━━━━━ Task input ━━━━━
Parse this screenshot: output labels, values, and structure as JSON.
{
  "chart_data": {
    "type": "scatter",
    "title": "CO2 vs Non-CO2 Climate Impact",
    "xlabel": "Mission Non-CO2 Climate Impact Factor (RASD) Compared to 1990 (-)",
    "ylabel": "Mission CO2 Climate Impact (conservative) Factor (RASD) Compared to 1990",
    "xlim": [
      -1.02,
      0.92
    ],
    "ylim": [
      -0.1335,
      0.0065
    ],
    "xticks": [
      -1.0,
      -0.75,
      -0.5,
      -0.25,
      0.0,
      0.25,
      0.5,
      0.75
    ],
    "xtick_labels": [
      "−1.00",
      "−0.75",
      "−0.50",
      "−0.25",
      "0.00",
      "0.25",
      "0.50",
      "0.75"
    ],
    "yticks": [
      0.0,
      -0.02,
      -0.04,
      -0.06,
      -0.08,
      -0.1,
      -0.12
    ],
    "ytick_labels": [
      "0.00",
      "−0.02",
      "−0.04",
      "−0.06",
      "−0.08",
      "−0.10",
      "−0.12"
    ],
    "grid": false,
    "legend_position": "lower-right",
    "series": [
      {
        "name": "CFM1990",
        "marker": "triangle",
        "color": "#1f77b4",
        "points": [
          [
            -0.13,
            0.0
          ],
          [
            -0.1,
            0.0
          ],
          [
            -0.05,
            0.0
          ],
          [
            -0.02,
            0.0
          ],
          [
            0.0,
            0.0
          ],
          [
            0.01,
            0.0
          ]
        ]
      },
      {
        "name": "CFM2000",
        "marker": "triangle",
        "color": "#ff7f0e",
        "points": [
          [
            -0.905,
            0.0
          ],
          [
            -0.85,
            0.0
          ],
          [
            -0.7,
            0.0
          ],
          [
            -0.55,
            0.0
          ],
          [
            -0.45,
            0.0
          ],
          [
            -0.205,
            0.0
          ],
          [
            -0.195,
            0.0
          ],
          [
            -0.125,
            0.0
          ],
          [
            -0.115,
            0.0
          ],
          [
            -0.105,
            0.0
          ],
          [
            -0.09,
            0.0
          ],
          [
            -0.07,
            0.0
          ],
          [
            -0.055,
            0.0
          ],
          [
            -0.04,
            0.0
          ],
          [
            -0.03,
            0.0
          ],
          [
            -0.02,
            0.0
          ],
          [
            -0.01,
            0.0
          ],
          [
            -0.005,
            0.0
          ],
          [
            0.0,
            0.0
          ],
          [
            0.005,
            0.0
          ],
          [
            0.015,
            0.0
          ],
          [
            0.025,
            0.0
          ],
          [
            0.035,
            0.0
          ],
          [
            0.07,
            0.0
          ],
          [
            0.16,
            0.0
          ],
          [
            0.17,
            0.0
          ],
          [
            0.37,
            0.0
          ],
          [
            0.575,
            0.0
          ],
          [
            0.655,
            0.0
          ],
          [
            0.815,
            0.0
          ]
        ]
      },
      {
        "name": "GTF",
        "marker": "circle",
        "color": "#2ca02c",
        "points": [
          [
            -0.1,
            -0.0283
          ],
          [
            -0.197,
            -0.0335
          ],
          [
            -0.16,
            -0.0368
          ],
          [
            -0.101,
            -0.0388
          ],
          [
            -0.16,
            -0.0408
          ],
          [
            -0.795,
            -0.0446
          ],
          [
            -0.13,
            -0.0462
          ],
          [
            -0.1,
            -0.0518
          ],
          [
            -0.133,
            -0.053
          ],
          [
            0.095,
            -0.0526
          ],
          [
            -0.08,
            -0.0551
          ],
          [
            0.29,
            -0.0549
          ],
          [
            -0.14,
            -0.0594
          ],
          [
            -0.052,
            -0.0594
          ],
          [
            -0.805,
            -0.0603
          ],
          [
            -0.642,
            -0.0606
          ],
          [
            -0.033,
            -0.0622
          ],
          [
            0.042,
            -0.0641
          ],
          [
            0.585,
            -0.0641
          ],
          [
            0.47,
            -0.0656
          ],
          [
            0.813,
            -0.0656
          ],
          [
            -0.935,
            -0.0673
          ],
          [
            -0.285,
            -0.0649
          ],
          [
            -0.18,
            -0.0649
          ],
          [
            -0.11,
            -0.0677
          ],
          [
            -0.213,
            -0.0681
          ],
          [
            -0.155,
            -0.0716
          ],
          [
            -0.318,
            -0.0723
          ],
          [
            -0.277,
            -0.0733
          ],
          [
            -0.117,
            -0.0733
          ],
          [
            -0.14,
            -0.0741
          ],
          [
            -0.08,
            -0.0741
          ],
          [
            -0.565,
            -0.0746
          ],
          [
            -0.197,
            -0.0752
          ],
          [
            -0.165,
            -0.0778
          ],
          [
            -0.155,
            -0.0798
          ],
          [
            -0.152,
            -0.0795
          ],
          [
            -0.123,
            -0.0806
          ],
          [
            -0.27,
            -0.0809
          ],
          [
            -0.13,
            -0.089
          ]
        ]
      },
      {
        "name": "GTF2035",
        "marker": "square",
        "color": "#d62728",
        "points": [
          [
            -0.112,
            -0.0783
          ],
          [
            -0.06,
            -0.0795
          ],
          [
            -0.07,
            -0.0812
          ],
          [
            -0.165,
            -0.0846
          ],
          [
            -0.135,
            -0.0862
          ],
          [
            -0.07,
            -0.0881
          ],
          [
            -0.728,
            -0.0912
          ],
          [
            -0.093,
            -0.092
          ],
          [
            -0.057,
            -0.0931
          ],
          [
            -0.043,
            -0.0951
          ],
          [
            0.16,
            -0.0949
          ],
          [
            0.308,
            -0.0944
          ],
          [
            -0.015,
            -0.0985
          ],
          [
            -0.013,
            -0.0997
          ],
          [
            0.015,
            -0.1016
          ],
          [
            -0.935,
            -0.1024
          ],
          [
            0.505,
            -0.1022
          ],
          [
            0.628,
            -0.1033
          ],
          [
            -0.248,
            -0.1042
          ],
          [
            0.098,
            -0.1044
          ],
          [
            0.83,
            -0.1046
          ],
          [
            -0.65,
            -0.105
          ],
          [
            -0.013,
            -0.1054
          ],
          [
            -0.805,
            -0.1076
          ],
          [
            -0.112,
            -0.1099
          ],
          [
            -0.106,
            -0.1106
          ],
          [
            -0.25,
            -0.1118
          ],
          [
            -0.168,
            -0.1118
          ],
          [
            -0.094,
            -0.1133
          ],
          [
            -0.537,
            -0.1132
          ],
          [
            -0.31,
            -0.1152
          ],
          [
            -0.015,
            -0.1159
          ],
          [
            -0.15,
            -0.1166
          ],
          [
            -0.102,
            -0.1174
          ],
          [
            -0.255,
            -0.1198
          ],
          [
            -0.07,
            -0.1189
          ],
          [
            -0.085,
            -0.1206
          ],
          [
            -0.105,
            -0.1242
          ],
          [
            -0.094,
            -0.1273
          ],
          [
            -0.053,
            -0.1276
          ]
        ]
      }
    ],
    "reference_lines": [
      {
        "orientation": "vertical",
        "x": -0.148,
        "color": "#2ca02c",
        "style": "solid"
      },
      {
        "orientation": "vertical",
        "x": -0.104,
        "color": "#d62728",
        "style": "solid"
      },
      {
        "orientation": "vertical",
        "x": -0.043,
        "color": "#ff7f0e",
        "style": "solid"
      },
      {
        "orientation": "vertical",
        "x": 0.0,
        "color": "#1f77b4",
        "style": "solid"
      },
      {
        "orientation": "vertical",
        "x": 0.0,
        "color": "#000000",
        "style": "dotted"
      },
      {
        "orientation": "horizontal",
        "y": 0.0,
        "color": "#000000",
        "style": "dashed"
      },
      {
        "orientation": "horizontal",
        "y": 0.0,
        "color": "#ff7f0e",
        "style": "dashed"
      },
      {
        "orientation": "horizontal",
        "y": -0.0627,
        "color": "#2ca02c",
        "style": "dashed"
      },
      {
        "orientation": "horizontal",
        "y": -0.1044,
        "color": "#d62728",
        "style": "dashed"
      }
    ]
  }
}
━━━━━
━━━━━ Task input ━━━━━
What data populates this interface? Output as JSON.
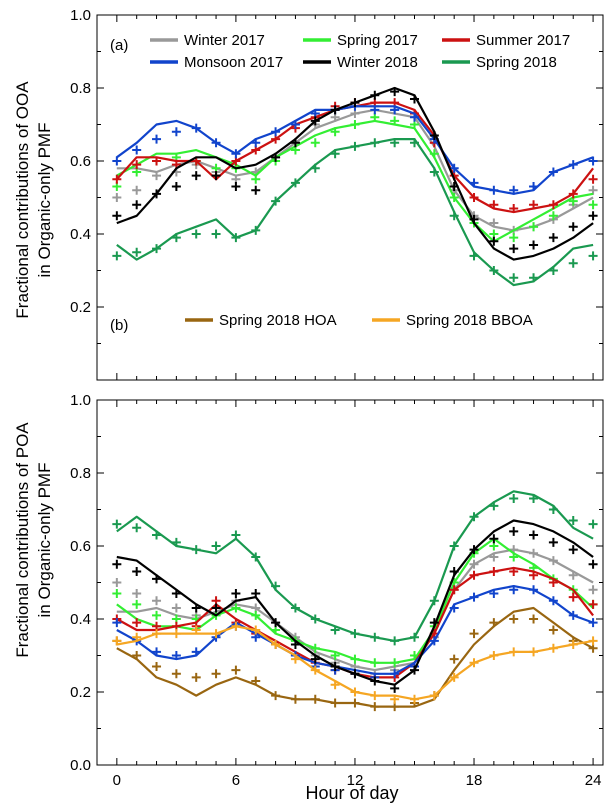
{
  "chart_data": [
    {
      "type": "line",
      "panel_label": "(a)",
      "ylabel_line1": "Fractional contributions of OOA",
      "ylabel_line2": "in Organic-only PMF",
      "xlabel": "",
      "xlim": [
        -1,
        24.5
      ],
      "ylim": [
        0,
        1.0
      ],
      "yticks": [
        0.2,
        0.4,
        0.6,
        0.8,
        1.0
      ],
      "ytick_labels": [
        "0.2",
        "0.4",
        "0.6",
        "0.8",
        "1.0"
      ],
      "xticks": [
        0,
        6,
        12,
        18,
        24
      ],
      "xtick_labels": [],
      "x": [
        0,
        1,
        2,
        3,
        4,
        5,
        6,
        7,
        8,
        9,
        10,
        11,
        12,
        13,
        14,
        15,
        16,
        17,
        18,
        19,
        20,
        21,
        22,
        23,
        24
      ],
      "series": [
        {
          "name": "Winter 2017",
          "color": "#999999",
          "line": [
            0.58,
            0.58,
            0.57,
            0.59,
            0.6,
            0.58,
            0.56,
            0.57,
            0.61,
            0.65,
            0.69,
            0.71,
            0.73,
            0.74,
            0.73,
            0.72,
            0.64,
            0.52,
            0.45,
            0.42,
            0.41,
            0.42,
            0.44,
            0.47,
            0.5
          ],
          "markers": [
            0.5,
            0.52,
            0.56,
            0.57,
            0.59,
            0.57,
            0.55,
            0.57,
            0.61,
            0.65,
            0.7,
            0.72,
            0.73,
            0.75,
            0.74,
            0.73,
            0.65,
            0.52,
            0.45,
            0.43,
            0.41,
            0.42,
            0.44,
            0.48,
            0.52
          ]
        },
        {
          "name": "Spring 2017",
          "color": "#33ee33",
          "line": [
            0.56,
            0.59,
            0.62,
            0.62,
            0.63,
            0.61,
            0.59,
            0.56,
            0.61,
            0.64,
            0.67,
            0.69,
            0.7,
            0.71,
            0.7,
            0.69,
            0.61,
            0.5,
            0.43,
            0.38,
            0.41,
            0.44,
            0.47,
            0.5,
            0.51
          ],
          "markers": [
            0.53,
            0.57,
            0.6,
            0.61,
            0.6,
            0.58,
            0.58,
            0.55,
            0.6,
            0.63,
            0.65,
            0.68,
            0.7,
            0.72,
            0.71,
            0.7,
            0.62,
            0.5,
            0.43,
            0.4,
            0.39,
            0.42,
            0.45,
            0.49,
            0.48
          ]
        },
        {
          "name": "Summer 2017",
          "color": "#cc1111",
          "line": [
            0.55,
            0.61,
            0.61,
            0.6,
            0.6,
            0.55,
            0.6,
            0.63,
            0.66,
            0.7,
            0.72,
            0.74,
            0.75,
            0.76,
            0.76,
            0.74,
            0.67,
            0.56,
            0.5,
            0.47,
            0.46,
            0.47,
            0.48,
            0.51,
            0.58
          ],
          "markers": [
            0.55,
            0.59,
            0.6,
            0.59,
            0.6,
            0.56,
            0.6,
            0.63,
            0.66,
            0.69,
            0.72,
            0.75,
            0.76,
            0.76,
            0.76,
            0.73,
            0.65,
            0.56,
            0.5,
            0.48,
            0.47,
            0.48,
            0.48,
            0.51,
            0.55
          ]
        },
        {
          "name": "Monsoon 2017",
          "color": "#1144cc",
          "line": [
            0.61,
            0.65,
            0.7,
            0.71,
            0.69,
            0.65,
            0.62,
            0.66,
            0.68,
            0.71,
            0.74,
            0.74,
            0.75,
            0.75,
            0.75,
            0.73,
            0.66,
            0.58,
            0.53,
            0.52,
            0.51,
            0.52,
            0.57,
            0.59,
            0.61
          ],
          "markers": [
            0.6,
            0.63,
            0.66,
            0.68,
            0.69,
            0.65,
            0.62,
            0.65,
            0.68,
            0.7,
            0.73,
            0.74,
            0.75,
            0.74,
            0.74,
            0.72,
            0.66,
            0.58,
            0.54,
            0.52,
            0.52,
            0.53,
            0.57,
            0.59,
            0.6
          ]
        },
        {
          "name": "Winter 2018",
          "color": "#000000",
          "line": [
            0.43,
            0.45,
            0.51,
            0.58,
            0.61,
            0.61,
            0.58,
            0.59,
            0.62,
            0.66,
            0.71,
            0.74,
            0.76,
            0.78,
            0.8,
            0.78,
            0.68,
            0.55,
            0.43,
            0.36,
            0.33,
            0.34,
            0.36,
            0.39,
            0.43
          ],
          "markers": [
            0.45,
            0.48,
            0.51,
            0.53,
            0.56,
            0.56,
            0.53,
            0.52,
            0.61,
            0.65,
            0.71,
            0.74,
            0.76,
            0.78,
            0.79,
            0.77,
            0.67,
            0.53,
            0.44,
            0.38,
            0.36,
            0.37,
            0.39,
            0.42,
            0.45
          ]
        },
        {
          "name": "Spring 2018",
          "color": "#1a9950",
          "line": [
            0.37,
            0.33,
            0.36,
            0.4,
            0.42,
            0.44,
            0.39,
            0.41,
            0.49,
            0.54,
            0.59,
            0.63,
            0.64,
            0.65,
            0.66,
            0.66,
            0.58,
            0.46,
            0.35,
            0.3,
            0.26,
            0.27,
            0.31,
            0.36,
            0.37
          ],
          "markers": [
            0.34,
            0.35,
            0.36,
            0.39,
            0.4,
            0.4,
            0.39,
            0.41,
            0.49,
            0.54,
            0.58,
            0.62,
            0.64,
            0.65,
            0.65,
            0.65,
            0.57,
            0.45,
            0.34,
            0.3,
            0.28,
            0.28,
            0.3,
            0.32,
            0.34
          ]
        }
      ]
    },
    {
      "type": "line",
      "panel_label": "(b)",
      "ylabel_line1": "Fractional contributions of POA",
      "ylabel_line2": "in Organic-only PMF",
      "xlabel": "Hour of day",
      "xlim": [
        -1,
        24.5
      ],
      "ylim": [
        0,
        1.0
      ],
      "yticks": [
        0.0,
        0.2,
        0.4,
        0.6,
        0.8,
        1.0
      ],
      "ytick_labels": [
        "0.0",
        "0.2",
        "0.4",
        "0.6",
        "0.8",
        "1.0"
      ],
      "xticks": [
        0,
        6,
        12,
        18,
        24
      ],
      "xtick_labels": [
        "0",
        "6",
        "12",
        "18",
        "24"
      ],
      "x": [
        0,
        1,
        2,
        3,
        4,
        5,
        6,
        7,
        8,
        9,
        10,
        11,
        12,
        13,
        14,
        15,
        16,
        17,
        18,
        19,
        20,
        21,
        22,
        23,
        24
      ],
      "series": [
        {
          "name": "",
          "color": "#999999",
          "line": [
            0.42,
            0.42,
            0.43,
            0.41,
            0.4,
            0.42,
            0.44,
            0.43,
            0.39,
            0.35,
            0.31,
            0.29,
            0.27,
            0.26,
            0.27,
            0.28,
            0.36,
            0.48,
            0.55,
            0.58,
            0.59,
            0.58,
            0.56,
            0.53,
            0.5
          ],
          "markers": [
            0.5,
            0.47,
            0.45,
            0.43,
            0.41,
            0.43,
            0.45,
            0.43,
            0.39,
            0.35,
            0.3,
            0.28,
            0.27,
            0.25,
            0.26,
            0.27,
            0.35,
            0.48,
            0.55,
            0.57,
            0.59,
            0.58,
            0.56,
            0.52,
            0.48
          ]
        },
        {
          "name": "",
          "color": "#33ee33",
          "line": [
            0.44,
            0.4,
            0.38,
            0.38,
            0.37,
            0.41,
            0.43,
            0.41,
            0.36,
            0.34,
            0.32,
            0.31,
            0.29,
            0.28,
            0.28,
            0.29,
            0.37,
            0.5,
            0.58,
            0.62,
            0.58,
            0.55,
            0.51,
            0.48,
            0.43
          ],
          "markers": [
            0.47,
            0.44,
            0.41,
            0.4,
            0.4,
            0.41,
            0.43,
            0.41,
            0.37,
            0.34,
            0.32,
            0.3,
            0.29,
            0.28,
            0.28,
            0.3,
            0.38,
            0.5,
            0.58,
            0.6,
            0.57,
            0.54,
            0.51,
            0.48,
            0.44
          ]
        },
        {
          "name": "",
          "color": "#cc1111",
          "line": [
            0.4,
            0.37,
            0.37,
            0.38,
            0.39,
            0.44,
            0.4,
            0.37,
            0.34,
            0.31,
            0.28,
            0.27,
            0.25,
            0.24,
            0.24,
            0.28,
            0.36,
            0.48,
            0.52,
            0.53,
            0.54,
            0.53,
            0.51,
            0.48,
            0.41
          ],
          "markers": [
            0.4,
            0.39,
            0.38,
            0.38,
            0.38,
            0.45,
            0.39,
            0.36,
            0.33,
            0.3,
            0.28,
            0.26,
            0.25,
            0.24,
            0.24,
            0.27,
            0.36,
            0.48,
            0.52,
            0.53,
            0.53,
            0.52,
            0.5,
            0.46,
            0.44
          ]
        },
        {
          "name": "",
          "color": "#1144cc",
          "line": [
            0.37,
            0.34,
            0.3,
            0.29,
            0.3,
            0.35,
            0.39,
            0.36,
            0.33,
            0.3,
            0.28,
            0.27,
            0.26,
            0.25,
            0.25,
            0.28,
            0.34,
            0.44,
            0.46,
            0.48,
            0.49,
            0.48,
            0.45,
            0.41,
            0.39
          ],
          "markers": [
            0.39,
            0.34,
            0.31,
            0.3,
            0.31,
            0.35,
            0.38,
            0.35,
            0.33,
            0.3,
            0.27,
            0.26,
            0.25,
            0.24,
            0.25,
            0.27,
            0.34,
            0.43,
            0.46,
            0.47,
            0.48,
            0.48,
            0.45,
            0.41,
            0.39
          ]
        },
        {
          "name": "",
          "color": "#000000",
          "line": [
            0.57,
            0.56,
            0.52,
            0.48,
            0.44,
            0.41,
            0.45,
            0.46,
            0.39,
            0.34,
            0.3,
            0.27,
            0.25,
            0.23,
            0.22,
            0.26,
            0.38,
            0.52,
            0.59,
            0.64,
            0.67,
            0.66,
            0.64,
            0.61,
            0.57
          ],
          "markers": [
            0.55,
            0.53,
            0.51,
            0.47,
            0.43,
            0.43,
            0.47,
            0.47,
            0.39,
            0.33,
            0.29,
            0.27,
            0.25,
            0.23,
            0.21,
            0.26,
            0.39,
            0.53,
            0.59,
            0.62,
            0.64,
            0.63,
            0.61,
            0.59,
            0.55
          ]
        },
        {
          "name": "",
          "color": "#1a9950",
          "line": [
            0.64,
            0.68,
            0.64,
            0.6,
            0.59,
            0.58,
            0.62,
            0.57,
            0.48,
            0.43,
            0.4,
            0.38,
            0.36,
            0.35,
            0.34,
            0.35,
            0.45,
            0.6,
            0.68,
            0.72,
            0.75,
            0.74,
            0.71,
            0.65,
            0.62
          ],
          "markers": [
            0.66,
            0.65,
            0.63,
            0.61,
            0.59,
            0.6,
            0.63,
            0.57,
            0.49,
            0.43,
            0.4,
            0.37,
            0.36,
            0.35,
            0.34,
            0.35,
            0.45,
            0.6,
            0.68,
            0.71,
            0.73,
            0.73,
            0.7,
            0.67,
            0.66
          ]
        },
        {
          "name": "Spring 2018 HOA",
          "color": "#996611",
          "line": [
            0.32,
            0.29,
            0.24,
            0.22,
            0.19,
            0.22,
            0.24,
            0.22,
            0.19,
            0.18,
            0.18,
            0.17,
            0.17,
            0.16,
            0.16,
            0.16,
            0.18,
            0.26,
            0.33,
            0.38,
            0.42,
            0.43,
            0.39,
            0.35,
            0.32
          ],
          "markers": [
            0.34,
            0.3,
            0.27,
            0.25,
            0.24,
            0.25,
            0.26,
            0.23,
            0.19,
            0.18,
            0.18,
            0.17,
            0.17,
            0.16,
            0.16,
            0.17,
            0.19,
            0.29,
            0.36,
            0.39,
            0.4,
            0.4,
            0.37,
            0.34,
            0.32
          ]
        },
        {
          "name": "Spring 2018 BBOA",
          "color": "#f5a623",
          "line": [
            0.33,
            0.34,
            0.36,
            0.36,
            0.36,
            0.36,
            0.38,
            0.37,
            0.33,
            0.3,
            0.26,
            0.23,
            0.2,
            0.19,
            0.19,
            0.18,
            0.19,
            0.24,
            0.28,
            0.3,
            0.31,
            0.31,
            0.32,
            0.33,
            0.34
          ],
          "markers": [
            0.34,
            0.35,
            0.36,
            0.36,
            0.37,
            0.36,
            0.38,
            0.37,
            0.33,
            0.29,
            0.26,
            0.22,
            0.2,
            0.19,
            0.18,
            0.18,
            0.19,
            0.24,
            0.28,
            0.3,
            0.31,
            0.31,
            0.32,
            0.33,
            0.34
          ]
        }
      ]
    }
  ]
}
━━━━━
Work to do: Using the records above, gather all lines where the string "Climate" is present.

Completed exercise:
    "title": "CO2 vs Non-CO2 Climate Impact",
    "xlabel": "Mission Non-CO2 Climate Impact Factor (RASD) Compared to 1990 (-)",
    "ylabel": "Mission CO2 Climate Impact (conservative) Factor (RASD) Compared to 1990",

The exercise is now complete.